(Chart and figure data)
_ _ _
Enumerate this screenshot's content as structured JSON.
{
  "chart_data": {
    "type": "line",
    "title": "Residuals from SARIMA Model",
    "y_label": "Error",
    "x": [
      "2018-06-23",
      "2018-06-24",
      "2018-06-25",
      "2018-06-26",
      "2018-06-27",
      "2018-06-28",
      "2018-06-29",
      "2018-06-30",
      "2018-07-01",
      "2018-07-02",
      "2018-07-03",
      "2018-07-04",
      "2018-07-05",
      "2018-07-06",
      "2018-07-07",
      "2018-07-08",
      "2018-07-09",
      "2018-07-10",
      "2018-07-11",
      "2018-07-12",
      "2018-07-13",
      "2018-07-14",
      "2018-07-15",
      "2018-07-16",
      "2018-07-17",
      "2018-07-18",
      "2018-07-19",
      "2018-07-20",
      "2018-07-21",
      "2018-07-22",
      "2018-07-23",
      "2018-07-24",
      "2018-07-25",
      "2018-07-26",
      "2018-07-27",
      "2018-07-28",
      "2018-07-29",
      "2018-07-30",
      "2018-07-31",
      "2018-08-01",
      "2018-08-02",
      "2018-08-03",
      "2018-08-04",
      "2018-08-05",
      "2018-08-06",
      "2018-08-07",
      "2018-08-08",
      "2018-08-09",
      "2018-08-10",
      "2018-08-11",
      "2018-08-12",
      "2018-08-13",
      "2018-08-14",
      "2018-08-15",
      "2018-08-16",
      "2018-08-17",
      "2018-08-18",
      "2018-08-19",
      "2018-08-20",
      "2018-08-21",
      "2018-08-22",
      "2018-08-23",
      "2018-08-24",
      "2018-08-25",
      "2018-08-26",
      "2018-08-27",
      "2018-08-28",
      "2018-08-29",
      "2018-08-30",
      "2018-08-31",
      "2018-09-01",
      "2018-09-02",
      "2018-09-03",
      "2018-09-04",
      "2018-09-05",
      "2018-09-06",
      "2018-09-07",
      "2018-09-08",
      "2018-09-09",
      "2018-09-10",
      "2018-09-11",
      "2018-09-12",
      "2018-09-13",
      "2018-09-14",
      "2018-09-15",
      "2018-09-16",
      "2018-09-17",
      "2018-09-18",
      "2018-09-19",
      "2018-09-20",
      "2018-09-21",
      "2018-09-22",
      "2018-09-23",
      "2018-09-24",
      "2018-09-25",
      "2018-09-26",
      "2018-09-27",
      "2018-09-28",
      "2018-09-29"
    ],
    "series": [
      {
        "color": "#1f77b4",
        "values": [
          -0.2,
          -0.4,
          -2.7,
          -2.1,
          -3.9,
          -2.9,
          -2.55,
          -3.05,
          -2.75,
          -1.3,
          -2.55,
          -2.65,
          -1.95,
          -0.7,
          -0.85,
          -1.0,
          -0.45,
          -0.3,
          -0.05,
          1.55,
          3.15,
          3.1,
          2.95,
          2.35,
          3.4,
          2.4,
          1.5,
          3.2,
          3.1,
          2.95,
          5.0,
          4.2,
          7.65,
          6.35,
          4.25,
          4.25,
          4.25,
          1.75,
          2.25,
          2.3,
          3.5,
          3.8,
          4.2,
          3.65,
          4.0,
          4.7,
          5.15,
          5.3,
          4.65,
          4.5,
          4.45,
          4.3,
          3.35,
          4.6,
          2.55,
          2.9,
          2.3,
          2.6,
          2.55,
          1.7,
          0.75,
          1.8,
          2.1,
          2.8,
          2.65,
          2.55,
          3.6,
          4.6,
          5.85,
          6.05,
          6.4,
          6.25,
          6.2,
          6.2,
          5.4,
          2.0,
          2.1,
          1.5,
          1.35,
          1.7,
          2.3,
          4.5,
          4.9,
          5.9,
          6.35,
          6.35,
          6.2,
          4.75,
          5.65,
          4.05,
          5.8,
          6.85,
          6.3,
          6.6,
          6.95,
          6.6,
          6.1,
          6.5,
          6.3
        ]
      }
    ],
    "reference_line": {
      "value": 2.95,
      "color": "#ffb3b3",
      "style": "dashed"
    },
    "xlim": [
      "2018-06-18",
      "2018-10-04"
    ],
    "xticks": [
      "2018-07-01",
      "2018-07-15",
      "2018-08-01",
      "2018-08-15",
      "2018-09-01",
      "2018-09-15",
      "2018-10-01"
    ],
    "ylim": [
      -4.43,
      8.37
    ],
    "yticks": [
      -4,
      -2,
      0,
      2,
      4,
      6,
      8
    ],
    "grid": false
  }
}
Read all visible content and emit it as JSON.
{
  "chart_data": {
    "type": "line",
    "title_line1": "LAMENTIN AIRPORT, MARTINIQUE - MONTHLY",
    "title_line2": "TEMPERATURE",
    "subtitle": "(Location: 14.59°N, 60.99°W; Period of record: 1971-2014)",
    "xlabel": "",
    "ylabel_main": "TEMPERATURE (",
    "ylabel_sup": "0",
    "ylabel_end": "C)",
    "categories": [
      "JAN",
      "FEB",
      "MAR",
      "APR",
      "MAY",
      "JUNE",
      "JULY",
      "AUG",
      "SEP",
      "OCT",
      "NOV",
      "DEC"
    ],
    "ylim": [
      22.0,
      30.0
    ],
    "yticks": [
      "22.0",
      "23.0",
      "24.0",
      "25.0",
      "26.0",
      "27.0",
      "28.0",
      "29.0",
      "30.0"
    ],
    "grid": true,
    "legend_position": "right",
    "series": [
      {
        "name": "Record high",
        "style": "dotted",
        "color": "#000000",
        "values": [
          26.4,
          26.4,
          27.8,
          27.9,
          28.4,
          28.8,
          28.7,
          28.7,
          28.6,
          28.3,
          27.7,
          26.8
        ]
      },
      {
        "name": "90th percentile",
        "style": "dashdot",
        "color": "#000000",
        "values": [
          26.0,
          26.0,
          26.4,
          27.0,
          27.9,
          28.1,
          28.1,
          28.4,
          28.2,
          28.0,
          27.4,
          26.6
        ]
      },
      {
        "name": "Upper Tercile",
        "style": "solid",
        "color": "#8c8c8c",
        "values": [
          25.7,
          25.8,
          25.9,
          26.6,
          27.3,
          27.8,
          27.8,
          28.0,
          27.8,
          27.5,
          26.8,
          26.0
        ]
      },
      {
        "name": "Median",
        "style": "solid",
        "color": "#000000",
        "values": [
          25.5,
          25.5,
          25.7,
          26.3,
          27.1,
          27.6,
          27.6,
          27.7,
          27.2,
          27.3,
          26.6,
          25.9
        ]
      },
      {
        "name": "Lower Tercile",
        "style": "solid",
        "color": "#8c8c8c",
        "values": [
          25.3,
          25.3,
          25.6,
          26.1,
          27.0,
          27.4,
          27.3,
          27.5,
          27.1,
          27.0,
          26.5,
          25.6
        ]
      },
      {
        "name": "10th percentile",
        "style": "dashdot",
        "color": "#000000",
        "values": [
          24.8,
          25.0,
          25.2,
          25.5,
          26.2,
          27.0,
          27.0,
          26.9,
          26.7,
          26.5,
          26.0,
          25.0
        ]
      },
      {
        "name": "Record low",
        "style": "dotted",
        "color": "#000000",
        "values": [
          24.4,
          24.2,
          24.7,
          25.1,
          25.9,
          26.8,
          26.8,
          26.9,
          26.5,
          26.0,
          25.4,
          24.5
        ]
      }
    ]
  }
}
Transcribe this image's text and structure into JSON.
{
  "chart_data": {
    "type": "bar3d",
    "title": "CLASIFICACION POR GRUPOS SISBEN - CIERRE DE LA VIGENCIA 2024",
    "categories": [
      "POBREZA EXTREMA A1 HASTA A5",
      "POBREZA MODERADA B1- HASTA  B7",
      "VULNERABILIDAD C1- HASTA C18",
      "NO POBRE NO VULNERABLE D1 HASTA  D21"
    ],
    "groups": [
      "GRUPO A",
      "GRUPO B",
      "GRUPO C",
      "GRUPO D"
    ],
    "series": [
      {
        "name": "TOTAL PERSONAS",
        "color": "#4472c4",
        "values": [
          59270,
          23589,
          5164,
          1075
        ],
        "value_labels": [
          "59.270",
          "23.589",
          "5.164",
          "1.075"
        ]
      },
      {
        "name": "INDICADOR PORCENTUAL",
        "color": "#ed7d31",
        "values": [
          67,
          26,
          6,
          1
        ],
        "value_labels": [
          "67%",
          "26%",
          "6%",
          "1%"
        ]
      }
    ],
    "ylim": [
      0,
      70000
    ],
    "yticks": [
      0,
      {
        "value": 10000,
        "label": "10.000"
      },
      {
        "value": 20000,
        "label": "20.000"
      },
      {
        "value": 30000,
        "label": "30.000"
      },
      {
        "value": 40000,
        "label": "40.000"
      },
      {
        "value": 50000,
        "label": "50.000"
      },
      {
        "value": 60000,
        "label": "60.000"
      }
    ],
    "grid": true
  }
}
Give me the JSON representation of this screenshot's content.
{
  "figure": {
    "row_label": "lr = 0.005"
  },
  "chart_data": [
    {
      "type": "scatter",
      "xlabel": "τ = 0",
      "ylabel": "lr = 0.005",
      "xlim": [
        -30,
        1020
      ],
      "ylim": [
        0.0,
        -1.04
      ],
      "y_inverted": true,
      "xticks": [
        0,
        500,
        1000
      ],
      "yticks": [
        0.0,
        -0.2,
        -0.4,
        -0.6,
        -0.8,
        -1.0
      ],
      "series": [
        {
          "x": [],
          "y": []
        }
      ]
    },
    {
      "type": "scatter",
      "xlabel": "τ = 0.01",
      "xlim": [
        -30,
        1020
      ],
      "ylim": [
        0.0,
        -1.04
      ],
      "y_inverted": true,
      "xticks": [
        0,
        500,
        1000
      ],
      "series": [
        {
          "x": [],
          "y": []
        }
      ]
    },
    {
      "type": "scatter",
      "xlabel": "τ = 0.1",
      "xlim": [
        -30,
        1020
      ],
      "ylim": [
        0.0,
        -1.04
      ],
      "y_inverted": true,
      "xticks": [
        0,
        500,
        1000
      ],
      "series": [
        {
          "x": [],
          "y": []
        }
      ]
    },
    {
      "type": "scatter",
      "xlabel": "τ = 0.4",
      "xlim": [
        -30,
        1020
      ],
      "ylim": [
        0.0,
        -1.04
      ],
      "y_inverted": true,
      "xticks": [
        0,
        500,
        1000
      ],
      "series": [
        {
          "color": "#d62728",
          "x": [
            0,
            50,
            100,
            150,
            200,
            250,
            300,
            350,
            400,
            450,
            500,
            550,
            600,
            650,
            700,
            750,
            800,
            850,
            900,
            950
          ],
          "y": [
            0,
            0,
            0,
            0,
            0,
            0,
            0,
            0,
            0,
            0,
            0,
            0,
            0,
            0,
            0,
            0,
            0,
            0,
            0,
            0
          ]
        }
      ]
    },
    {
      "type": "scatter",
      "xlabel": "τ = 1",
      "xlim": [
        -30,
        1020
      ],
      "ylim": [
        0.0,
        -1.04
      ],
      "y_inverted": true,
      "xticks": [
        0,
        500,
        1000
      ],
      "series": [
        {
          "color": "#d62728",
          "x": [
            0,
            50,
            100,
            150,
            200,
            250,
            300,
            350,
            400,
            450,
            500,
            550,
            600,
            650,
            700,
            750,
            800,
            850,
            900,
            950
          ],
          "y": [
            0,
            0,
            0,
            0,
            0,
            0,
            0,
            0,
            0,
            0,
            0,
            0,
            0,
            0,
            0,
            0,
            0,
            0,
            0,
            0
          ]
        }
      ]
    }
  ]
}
_ _ _
_What is needed_: Identify each line holding the string "content", and copy it out.

_Result of this exercise_:
Enumerate this screenshot's content as structured JSON.
Read all visible content and emit it as JSON.
Give me the JSON representation of this screenshot's content.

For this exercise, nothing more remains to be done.